• Dataset
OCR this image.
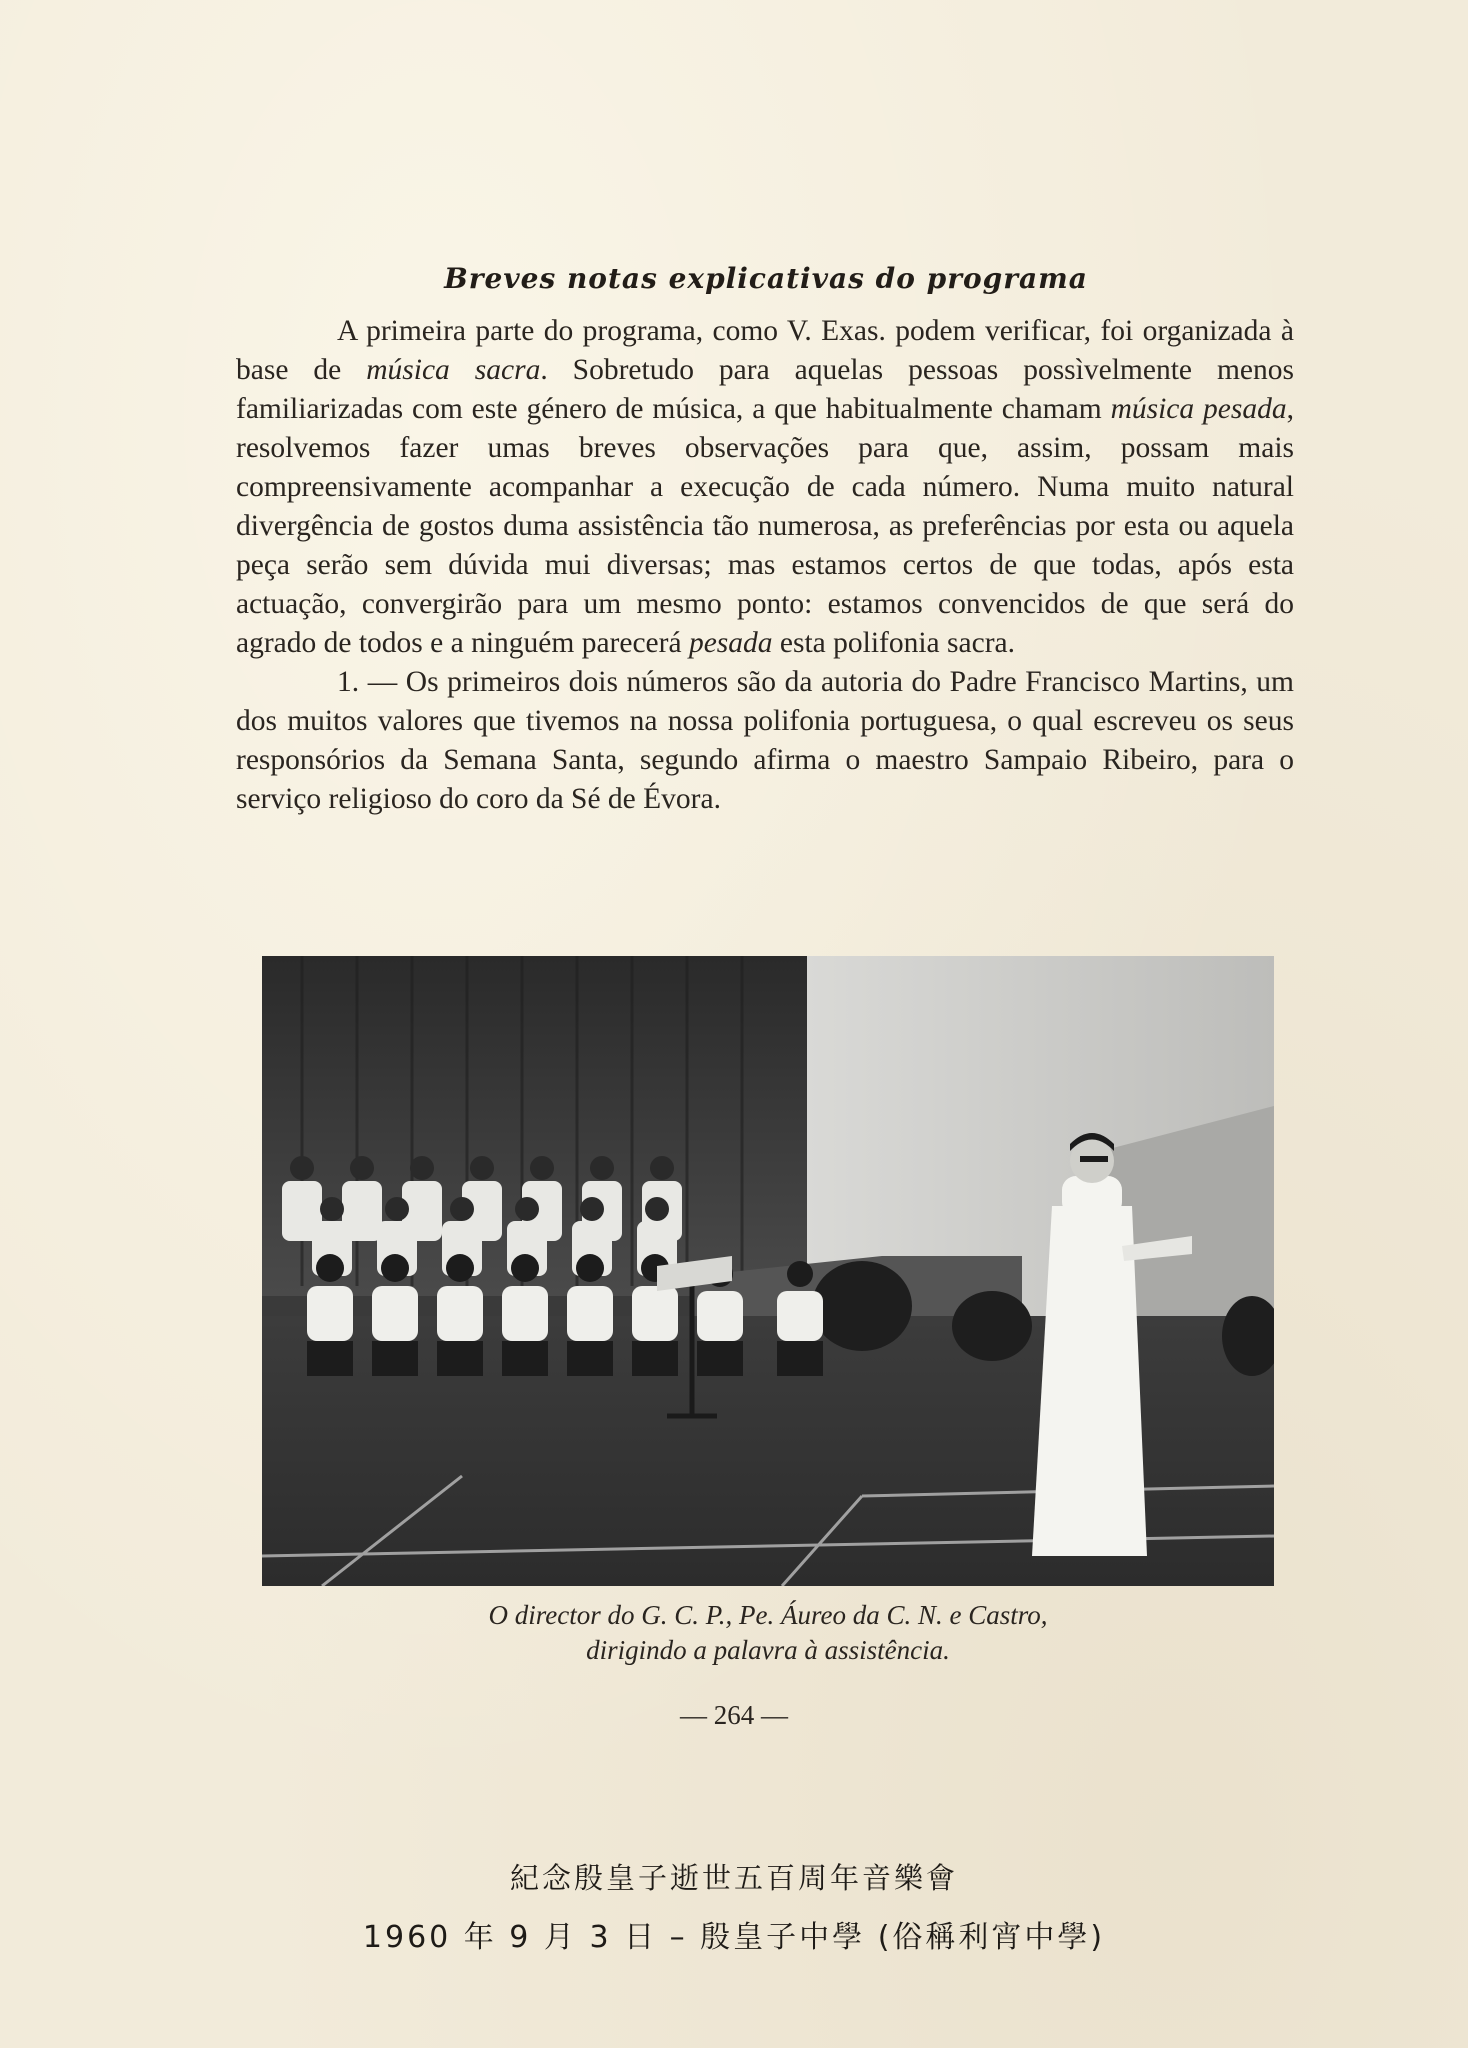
Breves notas explicativas do programa

A primeira parte do programa, como V. Exas. podem verificar, foi organizada à base de música sacra. Sobretudo para aquelas pessoas possìvelmente menos familiarizadas com este género de música, a que habitualmente chamam música pesada, resolvemos fazer umas breves observações para que, assim, possam mais compreensivamente acompanhar a execução de cada número. Numa muito natural divergência de gostos duma assistência tão numerosa, as preferências por esta ou aquela peça serão sem dúvida mui diversas; mas estamos certos de que todas, após esta actuação, convergirão para um mesmo ponto: estamos convencidos de que será do agrado de todos e a ninguém parecerá pesada esta polifonia sacra.

1. — Os primeiros dois números são da autoria do Padre Francisco Martins, um dos muitos valores que tivemos na nossa polifonia portuguesa, o qual escreveu os seus responsórios da Semana Santa, segundo afirma o maestro Sampaio Ribeiro, para o serviço religioso do coro da Sé de Évora.

O director do G. C. P., Pe. Áureo da C. N. e Castro,
dirigindo a palavra à assistência.
— 264 —
紀念殷皇子逝世五百周年音樂會
1960 年 9 月 3 日 – 殷皇子中學 (俗稱利宵中學)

• What you have to do
Output an exact copy of the material, with the pictures removed.

• Solution to the problem
OCR this image.
Breves notas explicativas do programa

A primeira parte do programa, como V. Exas. podem verificar, foi organizada à base de música sacra. Sobretudo para aquelas pessoas possìvelmente menos familiarizadas com este género de música, a que habitualmente chamam música pesada, resolvemos fazer umas breves observações para que, assim, possam mais compreensivamente acompanhar a execução de cada número. Numa muito natural divergência de gostos duma assistência tão numerosa, as preferências por esta ou aquela peça serão sem dúvida mui diversas; mas estamos certos de que todas, após esta actuação, convergirão para um mesmo ponto: estamos convencidos de que será do agrado de todos e a ninguém parecerá pesada esta polifonia sacra.

1. — Os primeiros dois números são da autoria do Padre Francisco Martins, um dos muitos valores que tivemos na nossa polifonia portuguesa, o qual escreveu os seus responsórios da Semana Santa, segundo afirma o maestro Sampaio Ribeiro, para o serviço religioso do coro da Sé de Évora.

O director do G. C. P., Pe. Áureo da C. N. e Castro,
dirigindo a palavra à assistência.
— 264 —
紀念殷皇子逝世五百周年音樂會
1960 年 9 月 3 日 – 殷皇子中學 (俗稱利宵中學)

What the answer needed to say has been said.